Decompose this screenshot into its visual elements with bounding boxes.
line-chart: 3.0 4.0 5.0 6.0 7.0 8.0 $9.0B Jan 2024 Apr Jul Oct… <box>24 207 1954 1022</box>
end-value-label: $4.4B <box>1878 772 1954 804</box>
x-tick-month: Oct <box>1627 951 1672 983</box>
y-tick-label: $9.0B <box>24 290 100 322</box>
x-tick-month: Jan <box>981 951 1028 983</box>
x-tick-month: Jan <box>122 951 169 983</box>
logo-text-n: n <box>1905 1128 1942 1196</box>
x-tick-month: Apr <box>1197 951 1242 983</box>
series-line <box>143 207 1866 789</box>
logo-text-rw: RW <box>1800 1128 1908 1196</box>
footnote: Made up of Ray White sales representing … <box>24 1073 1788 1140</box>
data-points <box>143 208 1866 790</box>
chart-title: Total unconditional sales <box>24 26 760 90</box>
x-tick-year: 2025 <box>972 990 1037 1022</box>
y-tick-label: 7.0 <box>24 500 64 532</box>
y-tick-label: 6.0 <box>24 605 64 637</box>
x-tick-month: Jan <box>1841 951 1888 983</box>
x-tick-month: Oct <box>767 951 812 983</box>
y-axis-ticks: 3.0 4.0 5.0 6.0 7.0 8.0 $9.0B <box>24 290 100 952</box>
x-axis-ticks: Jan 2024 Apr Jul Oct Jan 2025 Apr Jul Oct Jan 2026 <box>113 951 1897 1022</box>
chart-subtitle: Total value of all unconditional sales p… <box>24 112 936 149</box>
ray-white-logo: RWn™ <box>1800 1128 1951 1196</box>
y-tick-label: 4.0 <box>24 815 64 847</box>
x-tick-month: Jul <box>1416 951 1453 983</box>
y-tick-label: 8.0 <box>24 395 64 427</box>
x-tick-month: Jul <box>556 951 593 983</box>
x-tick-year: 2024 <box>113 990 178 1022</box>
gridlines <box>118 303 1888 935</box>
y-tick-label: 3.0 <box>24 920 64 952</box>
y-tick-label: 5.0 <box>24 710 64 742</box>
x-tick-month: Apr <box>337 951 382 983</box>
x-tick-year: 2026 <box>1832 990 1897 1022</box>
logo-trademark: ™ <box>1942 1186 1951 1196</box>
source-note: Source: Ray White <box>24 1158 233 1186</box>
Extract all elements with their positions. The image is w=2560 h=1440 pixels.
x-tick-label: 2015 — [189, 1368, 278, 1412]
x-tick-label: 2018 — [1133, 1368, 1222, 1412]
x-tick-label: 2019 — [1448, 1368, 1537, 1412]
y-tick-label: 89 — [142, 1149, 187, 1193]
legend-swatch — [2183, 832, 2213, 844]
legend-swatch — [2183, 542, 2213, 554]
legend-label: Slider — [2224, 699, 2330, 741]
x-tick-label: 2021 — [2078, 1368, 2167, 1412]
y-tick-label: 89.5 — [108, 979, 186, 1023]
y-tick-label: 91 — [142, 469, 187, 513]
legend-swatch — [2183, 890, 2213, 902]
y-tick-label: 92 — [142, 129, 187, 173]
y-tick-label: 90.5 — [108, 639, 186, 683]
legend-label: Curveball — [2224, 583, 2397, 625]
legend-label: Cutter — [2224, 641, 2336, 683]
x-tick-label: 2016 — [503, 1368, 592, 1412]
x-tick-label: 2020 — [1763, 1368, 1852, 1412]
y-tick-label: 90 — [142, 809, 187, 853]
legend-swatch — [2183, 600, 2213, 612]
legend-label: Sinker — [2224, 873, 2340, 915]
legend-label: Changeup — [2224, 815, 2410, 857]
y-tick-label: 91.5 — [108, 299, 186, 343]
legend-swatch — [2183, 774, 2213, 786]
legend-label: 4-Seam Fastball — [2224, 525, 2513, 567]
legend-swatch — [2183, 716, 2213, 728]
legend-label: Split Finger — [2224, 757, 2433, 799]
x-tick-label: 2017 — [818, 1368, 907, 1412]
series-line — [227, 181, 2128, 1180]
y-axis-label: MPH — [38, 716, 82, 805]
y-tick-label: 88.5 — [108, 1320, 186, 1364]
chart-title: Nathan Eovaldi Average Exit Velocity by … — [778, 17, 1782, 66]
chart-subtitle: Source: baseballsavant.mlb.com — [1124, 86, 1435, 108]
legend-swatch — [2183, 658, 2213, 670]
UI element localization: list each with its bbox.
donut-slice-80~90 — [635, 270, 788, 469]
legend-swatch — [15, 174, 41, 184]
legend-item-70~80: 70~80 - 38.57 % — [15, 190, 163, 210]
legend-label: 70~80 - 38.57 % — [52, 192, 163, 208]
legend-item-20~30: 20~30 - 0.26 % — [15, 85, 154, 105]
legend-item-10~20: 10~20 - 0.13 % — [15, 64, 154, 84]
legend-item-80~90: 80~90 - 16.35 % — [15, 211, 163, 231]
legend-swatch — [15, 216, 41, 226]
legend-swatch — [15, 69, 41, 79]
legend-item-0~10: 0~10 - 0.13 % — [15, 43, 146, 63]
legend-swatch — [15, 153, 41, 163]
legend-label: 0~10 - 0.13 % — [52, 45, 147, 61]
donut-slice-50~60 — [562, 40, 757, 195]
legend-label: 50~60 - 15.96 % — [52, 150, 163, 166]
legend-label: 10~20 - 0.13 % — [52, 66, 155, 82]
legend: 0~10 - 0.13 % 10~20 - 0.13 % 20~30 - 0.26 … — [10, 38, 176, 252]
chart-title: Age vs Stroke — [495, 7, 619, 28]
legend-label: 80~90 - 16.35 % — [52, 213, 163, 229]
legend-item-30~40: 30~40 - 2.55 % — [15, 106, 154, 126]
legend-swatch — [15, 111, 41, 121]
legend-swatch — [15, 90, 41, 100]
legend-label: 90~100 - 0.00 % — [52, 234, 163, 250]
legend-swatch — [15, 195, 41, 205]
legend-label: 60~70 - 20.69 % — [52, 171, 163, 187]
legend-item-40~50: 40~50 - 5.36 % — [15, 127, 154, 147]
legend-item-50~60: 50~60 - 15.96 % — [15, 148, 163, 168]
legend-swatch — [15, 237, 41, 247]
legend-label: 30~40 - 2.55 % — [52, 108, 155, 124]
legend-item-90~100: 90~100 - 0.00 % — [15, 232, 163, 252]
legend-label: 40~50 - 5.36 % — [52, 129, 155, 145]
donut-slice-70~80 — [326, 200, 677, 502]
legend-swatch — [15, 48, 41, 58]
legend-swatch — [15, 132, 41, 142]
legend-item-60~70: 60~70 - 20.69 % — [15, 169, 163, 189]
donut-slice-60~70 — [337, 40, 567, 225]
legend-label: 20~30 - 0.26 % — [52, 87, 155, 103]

──────

- WHAT YOU ARE ASKED TO DO
Reproduce every entry above, putting "legend-color-box" in place of each occurrence of "legend-swatch" and leaving all other text unchanged.

- TASK RESPONSE
Decompose this screenshot into its visual elements with bounding boxes.
line-chart: 3.0 4.0 5.0 6.0 7.0 8.0 $9.0B Jan 2024 Apr Jul Oct… <box>24 207 1954 1022</box>
end-value-label: $4.4B <box>1878 772 1954 804</box>
x-tick-month: Oct <box>1627 951 1672 983</box>
y-tick-label: $9.0B <box>24 290 100 322</box>
x-tick-month: Jan <box>981 951 1028 983</box>
x-tick-month: Jan <box>122 951 169 983</box>
logo-text-n: n <box>1905 1128 1942 1196</box>
x-tick-month: Apr <box>1197 951 1242 983</box>
series-line <box>143 207 1866 789</box>
logo-text-rw: RW <box>1800 1128 1908 1196</box>
footnote: Made up of Ray White sales representing … <box>24 1073 1788 1140</box>
data-points <box>143 208 1866 790</box>
chart-title: Total unconditional sales <box>24 26 760 90</box>
x-tick-year: 2025 <box>972 990 1037 1022</box>
y-tick-label: 7.0 <box>24 500 64 532</box>
y-tick-label: 6.0 <box>24 605 64 637</box>
x-tick-month: Jan <box>1841 951 1888 983</box>
x-tick-month: Oct <box>767 951 812 983</box>
y-axis-ticks: 3.0 4.0 5.0 6.0 7.0 8.0 $9.0B <box>24 290 100 952</box>
x-axis-ticks: Jan 2024 Apr Jul Oct Jan 2025 Apr Jul Oct Jan 2026 <box>113 951 1897 1022</box>
chart-subtitle: Total value of all unconditional sales p… <box>24 112 936 149</box>
ray-white-logo: RWn™ <box>1800 1128 1951 1196</box>
y-tick-label: 4.0 <box>24 815 64 847</box>
x-tick-month: Jul <box>1416 951 1453 983</box>
y-tick-label: 8.0 <box>24 395 64 427</box>
x-tick-month: Jul <box>556 951 593 983</box>
x-tick-year: 2024 <box>113 990 178 1022</box>
gridlines <box>118 303 1888 935</box>
y-tick-label: 3.0 <box>24 920 64 952</box>
y-tick-label: 5.0 <box>24 710 64 742</box>
x-tick-month: Apr <box>337 951 382 983</box>
x-tick-year: 2026 <box>1832 990 1897 1022</box>
logo-trademark: ™ <box>1942 1186 1951 1196</box>
source-note: Source: Ray White <box>24 1158 233 1186</box>
Extract all elements with their positions. The image is w=2560 h=1440 pixels.
x-tick-label: 2015 — [189, 1368, 278, 1412]
x-tick-label: 2018 — [1133, 1368, 1222, 1412]
x-tick-label: 2019 — [1448, 1368, 1537, 1412]
y-tick-label: 89 — [142, 1149, 187, 1193]
legend-color-box — [2183, 832, 2213, 844]
legend-color-box — [2183, 542, 2213, 554]
legend-label: Slider — [2224, 699, 2330, 741]
x-tick-label: 2021 — [2078, 1368, 2167, 1412]
y-tick-label: 89.5 — [108, 979, 186, 1023]
y-tick-label: 91 — [142, 469, 187, 513]
legend-color-box — [2183, 890, 2213, 902]
y-tick-label: 92 — [142, 129, 187, 173]
y-tick-label: 90.5 — [108, 639, 186, 683]
legend-label: Curveball — [2224, 583, 2397, 625]
legend-label: Cutter — [2224, 641, 2336, 683]
x-tick-label: 2016 — [503, 1368, 592, 1412]
x-tick-label: 2020 — [1763, 1368, 1852, 1412]
y-tick-label: 90 — [142, 809, 187, 853]
legend-color-box — [2183, 600, 2213, 612]
legend-label: Sinker — [2224, 873, 2340, 915]
legend-label: Changeup — [2224, 815, 2410, 857]
y-tick-label: 91.5 — [108, 299, 186, 343]
legend-color-box — [2183, 774, 2213, 786]
legend-label: 4-Seam Fastball — [2224, 525, 2513, 567]
legend-color-box — [2183, 716, 2213, 728]
legend-label: Split Finger — [2224, 757, 2433, 799]
x-tick-label: 2017 — [818, 1368, 907, 1412]
series-line — [227, 181, 2128, 1180]
y-axis-label: MPH — [38, 716, 82, 805]
y-tick-label: 88.5 — [108, 1320, 186, 1364]
chart-title: Nathan Eovaldi Average Exit Velocity by … — [778, 17, 1782, 66]
chart-subtitle: Source: baseballsavant.mlb.com — [1124, 86, 1435, 108]
legend-color-box — [2183, 658, 2213, 670]
UI element localization: list each with its bbox.
donut-slice-80~90 — [635, 270, 788, 469]
legend-color-box — [15, 174, 41, 184]
legend-item-70~80: 70~80 - 38.57 % — [15, 190, 163, 210]
legend-label: 70~80 - 38.57 % — [52, 192, 163, 208]
legend-item-20~30: 20~30 - 0.26 % — [15, 85, 154, 105]
legend-item-10~20: 10~20 - 0.13 % — [15, 64, 154, 84]
legend-item-80~90: 80~90 - 16.35 % — [15, 211, 163, 231]
legend-color-box — [15, 216, 41, 226]
legend-color-box — [15, 69, 41, 79]
legend-item-0~10: 0~10 - 0.13 % — [15, 43, 146, 63]
legend-color-box — [15, 153, 41, 163]
legend-label: 0~10 - 0.13 % — [52, 45, 147, 61]
donut-slice-50~60 — [562, 40, 757, 195]
legend-label: 50~60 - 15.96 % — [52, 150, 163, 166]
legend-label: 10~20 - 0.13 % — [52, 66, 155, 82]
legend: 0~10 - 0.13 % 10~20 - 0.13 % 20~30 - 0.26 … — [10, 38, 176, 252]
chart-title: Age vs Stroke — [495, 7, 619, 28]
legend-label: 80~90 - 16.35 % — [52, 213, 163, 229]
legend-item-30~40: 30~40 - 2.55 % — [15, 106, 154, 126]
legend-color-box — [15, 111, 41, 121]
legend-color-box — [15, 90, 41, 100]
legend-label: 90~100 - 0.00 % — [52, 234, 163, 250]
legend-color-box — [15, 195, 41, 205]
legend-label: 60~70 - 20.69 % — [52, 171, 163, 187]
legend-item-40~50: 40~50 - 5.36 % — [15, 127, 154, 147]
legend-item-50~60: 50~60 - 15.96 % — [15, 148, 163, 168]
legend-color-box — [15, 237, 41, 247]
legend-label: 30~40 - 2.55 % — [52, 108, 155, 124]
legend-item-90~100: 90~100 - 0.00 % — [15, 232, 163, 252]
legend-label: 40~50 - 5.36 % — [52, 129, 155, 145]
donut-slice-70~80 — [326, 200, 677, 502]
legend-color-box — [15, 48, 41, 58]
legend-color-box — [15, 132, 41, 142]
legend-item-60~70: 60~70 - 20.69 % — [15, 169, 163, 189]
donut-slice-60~70 — [337, 40, 567, 225]
legend-label: 20~30 - 0.26 % — [52, 87, 155, 103]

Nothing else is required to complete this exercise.